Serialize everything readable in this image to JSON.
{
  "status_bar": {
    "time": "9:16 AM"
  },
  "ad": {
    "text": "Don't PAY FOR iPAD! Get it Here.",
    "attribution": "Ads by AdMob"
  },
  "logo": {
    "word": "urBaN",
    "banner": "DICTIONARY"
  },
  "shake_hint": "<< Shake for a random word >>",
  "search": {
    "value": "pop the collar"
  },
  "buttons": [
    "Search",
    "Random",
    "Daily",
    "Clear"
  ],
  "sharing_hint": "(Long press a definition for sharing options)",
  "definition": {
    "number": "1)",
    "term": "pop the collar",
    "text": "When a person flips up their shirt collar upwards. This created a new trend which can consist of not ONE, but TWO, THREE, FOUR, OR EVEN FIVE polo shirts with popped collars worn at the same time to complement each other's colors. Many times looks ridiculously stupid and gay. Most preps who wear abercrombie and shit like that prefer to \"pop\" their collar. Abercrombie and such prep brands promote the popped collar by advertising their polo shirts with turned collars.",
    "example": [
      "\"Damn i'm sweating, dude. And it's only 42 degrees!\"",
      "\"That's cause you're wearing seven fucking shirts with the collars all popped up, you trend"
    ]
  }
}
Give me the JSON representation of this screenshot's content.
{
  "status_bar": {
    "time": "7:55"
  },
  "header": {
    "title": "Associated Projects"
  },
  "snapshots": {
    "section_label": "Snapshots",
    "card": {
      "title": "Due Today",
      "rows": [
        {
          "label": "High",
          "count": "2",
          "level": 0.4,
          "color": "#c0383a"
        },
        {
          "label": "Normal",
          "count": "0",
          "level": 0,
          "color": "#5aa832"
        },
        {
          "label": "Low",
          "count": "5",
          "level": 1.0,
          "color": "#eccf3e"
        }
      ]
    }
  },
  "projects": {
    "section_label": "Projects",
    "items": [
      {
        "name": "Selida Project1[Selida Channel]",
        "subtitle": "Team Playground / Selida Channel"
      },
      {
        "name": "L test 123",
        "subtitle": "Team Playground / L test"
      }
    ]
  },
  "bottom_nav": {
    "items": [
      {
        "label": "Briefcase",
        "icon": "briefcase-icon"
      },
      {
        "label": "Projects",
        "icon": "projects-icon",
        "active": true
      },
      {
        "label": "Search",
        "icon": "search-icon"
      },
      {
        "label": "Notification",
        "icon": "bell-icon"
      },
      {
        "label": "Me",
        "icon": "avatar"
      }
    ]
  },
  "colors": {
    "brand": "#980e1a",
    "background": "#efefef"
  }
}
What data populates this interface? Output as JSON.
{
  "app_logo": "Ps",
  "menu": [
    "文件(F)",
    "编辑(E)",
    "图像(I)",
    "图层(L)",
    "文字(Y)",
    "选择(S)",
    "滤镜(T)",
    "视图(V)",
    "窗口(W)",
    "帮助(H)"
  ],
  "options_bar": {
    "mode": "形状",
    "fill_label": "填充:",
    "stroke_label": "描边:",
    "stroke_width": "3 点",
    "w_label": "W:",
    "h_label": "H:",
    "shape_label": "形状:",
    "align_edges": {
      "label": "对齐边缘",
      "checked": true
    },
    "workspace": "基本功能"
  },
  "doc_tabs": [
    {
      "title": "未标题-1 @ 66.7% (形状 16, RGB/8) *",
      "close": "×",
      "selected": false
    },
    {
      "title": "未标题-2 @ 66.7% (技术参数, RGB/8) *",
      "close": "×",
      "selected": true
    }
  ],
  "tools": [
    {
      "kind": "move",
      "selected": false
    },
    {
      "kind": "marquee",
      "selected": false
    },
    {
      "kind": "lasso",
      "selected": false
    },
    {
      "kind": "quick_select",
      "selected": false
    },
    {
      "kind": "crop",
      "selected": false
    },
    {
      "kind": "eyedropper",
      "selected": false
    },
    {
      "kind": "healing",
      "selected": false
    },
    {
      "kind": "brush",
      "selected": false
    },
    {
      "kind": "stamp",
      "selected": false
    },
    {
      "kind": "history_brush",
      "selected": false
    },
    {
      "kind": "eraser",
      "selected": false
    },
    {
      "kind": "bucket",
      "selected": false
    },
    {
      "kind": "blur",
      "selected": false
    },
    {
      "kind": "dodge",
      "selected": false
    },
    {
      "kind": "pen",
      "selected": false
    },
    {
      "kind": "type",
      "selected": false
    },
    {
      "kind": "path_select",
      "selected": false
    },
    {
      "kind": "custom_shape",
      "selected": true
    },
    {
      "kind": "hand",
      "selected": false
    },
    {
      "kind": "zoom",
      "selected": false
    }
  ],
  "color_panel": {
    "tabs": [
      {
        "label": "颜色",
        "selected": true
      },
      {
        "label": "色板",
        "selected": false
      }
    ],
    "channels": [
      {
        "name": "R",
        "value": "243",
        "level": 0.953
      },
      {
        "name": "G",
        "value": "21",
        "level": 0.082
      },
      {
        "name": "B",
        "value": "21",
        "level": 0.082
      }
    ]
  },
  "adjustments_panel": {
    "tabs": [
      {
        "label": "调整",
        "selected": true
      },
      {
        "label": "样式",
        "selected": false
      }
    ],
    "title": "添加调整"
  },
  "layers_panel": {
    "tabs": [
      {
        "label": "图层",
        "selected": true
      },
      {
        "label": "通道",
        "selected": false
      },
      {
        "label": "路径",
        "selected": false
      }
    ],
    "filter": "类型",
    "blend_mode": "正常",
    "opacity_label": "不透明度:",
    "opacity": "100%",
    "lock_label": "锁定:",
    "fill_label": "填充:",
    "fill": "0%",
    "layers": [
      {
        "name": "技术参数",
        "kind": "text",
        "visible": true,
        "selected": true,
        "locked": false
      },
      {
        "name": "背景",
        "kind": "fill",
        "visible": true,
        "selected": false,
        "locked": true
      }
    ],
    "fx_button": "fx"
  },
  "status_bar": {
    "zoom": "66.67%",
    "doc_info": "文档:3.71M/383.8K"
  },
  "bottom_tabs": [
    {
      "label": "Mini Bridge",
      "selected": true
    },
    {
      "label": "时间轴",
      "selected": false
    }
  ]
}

+---+

### Short task
Produce an exact copy of every entry above.

### Answer to the problem
Serialize everything readable in this image to JSON.
{
  "status_bar": {
    "time": "9:16 AM"
  },
  "ad": {
    "text": "Don't PAY FOR iPAD! Get it Here.",
    "attribution": "Ads by AdMob"
  },
  "logo": {
    "word": "urBaN",
    "banner": "DICTIONARY"
  },
  "shake_hint": "<< Shake for a random word >>",
  "search": {
    "value": "pop the collar"
  },
  "buttons": [
    "Search",
    "Random",
    "Daily",
    "Clear"
  ],
  "sharing_hint": "(Long press a definition for sharing options)",
  "definition": {
    "number": "1)",
    "term": "pop the collar",
    "text": "When a person flips up their shirt collar upwards. This created a new trend which can consist of not ONE, but TWO, THREE, FOUR, OR EVEN FIVE polo shirts with popped collars worn at the same time to complement each other's colors. Many times looks ridiculously stupid and gay. Most preps who wear abercrombie and shit like that prefer to \"pop\" their collar. Abercrombie and such prep brands promote the popped collar by advertising their polo shirts with turned collars.",
    "example": [
      "\"Damn i'm sweating, dude. And it's only 42 degrees!\"",
      "\"That's cause you're wearing seven fucking shirts with the collars all popped up, you trend"
    ]
  }
}
Give me the JSON representation of this screenshot's content.
{
  "status_bar": {
    "time": "7:55"
  },
  "header": {
    "title": "Associated Projects"
  },
  "snapshots": {
    "section_label": "Snapshots",
    "card": {
      "title": "Due Today",
      "rows": [
        {
          "label": "High",
          "count": "2",
          "level": 0.4,
          "color": "#c0383a"
        },
        {
          "label": "Normal",
          "count": "0",
          "level": 0,
          "color": "#5aa832"
        },
        {
          "label": "Low",
          "count": "5",
          "level": 1.0,
          "color": "#eccf3e"
        }
      ]
    }
  },
  "projects": {
    "section_label": "Projects",
    "items": [
      {
        "name": "Selida Project1[Selida Channel]",
        "subtitle": "Team Playground / Selida Channel"
      },
      {
        "name": "L test 123",
        "subtitle": "Team Playground / L test"
      }
    ]
  },
  "bottom_nav": {
    "items": [
      {
        "label": "Briefcase",
        "icon": "briefcase-icon"
      },
      {
        "label": "Projects",
        "icon": "projects-icon",
        "active": true
      },
      {
        "label": "Search",
        "icon": "search-icon"
      },
      {
        "label": "Notification",
        "icon": "bell-icon"
      },
      {
        "label": "Me",
        "icon": "avatar"
      }
    ]
  },
  "colors": {
    "brand": "#980e1a",
    "background": "#efefef"
  }
}
What data populates this interface? Output as JSON.
{
  "app_logo": "Ps",
  "menu": [
    "文件(F)",
    "编辑(E)",
    "图像(I)",
    "图层(L)",
    "文字(Y)",
    "选择(S)",
    "滤镜(T)",
    "视图(V)",
    "窗口(W)",
    "帮助(H)"
  ],
  "options_bar": {
    "mode": "形状",
    "fill_label": "填充:",
    "stroke_label": "描边:",
    "stroke_width": "3 点",
    "w_label": "W:",
    "h_label": "H:",
    "shape_label": "形状:",
    "align_edges": {
      "label": "对齐边缘",
      "checked": true
    },
    "workspace": "基本功能"
  },
  "doc_tabs": [
    {
      "title": "未标题-1 @ 66.7% (形状 16, RGB/8) *",
      "close": "×",
      "selected": false
    },
    {
      "title": "未标题-2 @ 66.7% (技术参数, RGB/8) *",
      "close": "×",
      "selected": true
    }
  ],
  "tools": [
    {
      "kind": "move",
      "selected": false
    },
    {
      "kind": "marquee",
      "selected": false
    },
    {
      "kind": "lasso",
      "selected": false
    },
    {
      "kind": "quick_select",
      "selected": false
    },
    {
      "kind": "crop",
      "selected": false
    },
    {
      "kind": "eyedropper",
      "selected": false
    },
    {
      "kind": "healing",
      "selected": false
    },
    {
      "kind": "brush",
      "selected": false
    },
    {
      "kind": "stamp",
      "selected": false
    },
    {
      "kind": "history_brush",
      "selected": false
    },
    {
      "kind": "eraser",
      "selected": false
    },
    {
      "kind": "bucket",
      "selected": false
    },
    {
      "kind": "blur",
      "selected": false
    },
    {
      "kind": "dodge",
      "selected": false
    },
    {
      "kind": "pen",
      "selected": false
    },
    {
      "kind": "type",
      "selected": false
    },
    {
      "kind": "path_select",
      "selected": false
    },
    {
      "kind": "custom_shape",
      "selected": true
    },
    {
      "kind": "hand",
      "selected": false
    },
    {
      "kind": "zoom",
      "selected": false
    }
  ],
  "color_panel": {
    "tabs": [
      {
        "label": "颜色",
        "selected": true
      },
      {
        "label": "色板",
        "selected": false
      }
    ],
    "channels": [
      {
        "name": "R",
        "value": "243",
        "level": 0.953
      },
      {
        "name": "G",
        "value": "21",
        "level": 0.082
      },
      {
        "name": "B",
        "value": "21",
        "level": 0.082
      }
    ]
  },
  "adjustments_panel": {
    "tabs": [
      {
        "label": "调整",
        "selected": true
      },
      {
        "label": "样式",
        "selected": false
      }
    ],
    "title": "添加调整"
  },
  "layers_panel": {
    "tabs": [
      {
        "label": "图层",
        "selected": true
      },
      {
        "label": "通道",
        "selected": false
      },
      {
        "label": "路径",
        "selected": false
      }
    ],
    "filter": "类型",
    "blend_mode": "正常",
    "opacity_label": "不透明度:",
    "opacity": "100%",
    "lock_label": "锁定:",
    "fill_label": "填充:",
    "fill": "0%",
    "layers": [
      {
        "name": "技术参数",
        "kind": "text",
        "visible": true,
        "selected": true,
        "locked": false
      },
      {
        "name": "背景",
        "kind": "fill",
        "visible": true,
        "selected": false,
        "locked": true
      }
    ],
    "fx_button": "fx"
  },
  "status_bar": {
    "zoom": "66.67%",
    "doc_info": "文档:3.71M/383.8K"
  },
  "bottom_tabs": [
    {
      "label": "Mini Bridge",
      "selected": true
    },
    {
      "label": "时间轴",
      "selected": false
    }
  ]
}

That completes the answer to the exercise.